> Aim of the exercise:
Restate the records that follow word for word; no pictures should appear.
-- BEGIN Supplied material --
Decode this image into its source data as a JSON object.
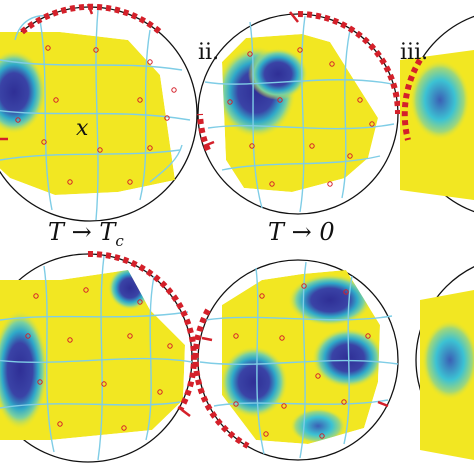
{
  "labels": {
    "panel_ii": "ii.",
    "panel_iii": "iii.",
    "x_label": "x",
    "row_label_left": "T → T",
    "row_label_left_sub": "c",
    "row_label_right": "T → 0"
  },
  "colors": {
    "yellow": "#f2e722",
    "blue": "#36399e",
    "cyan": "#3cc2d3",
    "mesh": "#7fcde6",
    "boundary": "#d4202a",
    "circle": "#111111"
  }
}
-- END Supplied material --
> Problem solution:
Decode this image into its source data as a JSON object.
{
  "labels": {
    "panel_ii": "ii.",
    "panel_iii": "iii.",
    "x_label": "x",
    "row_label_left": "T → T",
    "row_label_left_sub": "c",
    "row_label_right": "T → 0"
  },
  "colors": {
    "yellow": "#f2e722",
    "blue": "#36399e",
    "cyan": "#3cc2d3",
    "mesh": "#7fcde6",
    "boundary": "#d4202a",
    "circle": "#111111"
  }
}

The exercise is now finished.